▸ WHAT THE EXERCISE ASKS
How many lines in the records below contain the word "Tikka"? Answer with the number alone.

▸ RECORDS PROVIDED

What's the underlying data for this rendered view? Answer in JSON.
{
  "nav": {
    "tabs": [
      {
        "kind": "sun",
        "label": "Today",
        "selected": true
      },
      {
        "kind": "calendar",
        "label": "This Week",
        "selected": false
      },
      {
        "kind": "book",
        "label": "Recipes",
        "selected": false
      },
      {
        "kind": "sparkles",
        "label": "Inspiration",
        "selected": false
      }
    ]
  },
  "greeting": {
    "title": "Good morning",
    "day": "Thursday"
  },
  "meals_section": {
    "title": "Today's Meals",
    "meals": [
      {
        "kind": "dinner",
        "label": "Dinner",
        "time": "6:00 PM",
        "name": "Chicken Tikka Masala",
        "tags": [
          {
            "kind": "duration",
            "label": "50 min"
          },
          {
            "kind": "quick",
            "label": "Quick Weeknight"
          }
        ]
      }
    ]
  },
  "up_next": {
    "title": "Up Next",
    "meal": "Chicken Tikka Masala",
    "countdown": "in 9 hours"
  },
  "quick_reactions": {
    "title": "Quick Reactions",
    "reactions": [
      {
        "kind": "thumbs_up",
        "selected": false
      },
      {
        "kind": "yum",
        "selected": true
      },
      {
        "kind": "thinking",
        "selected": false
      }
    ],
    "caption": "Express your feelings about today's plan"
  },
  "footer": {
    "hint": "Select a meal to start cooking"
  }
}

▸ CORRECT RESPONSE
2